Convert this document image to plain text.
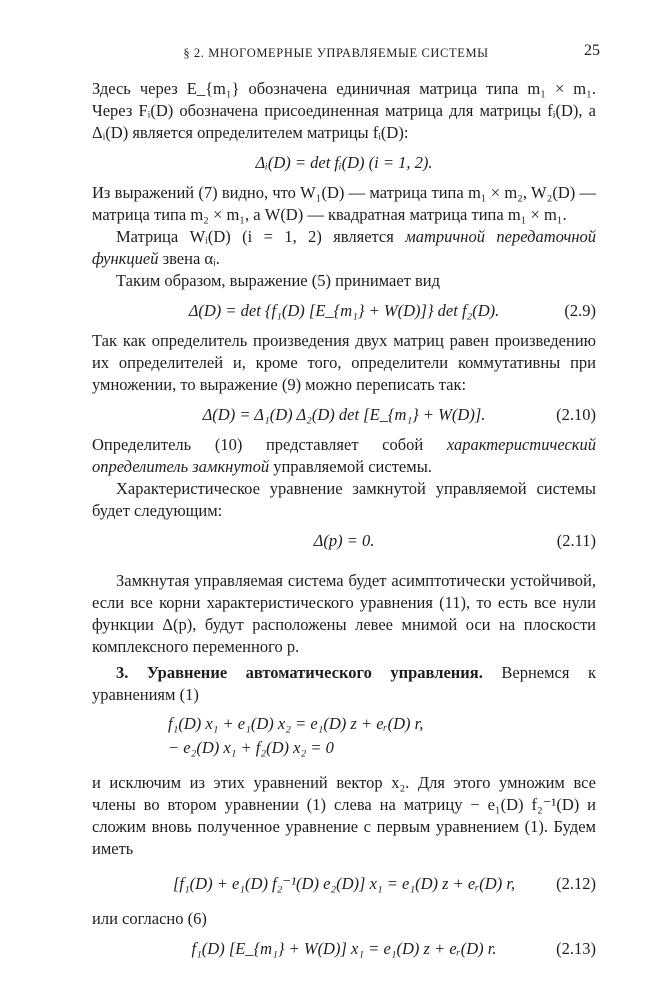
§ 2. МНОГОМЕРНЫЕ УПРАВЛЯЕМЫЕ СИСТЕМЫ	25

Здесь через E_{m₁} обозначена единичная матрица типа m₁ × m₁. Через Fᵢ(D) обозначена присоединенная матрица для матрицы fᵢ(D), а Δᵢ(D) является определителем матрицы fᵢ(D):

Δᵢ(D) = det fᵢ(D) (i = 1, 2).

Из выражений (7) видно, что W₁(D) — матрица типа m₁ × m₂, W₂(D) — матрица типа m₂ × m₁, а W(D) — квадратная матрица типа m₁ × m₁.

Матрица Wᵢ(D) (i = 1, 2) является матричной передаточной функцией звена αᵢ.

Таким образом, выражение (5) принимает вид

Δ(D) = det {f₁(D) [E_{m₁} + W(D)]} det f₂(D).	(2.9)

Так как определитель произведения двух матриц равен произведению их определителей и, кроме того, определители коммутативны при умножении, то выражение (9) можно переписать так:

Δ(D) = Δ₁(D) Δ₂(D) det [E_{m₁} + W(D)].	(2.10)

Определитель (10) представляет собой характеристический определитель замкнутой управляемой системы.

Характеристическое уравнение замкнутой управляемой системы будет следующим:

Δ(p) = 0.	(2.11)

Замкнутая управляемая система будет асимптотически устойчивой, если все корни характеристического уравнения (11), то есть все нули функции Δ(p), будут расположены левее мнимой оси на плоскости комплексного переменного p.

3. Уравнение автоматического управления. Вернемся к уравнениям (1)

f₁(D) x₁ + e₁(D) x₂ = e₁(D) z + eᵣ(D) r,
− e₂(D) x₁ + f₂(D) x₂ = 0

и исключим из этих уравнений вектор x₂. Для этого умножим все члены во втором уравнении (1) слева на матрицу − e₁(D) f₂⁻¹(D) и сложим вновь полученное уравнение с первым уравнением (1). Будем иметь

[f₁(D) + e₁(D) f₂⁻¹(D) e₂(D)] x₁ = e₁(D) z + eᵣ(D) r, (2.12)

или согласно (6)

f₁(D) [E_{m₁} + W(D)] x₁ = e₁(D) z + eᵣ(D) r.	(2.13)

----------------------------------------

Goal >> Report each line in the data that holds the word "выражение".

Solved problem >>
Таким образом, выражение (5) принимает вид
Так как определитель произведения двух матриц равен произведению их определителей и, кроме того, определители коммутативны при умножении, то выражение (9) можно переписать так:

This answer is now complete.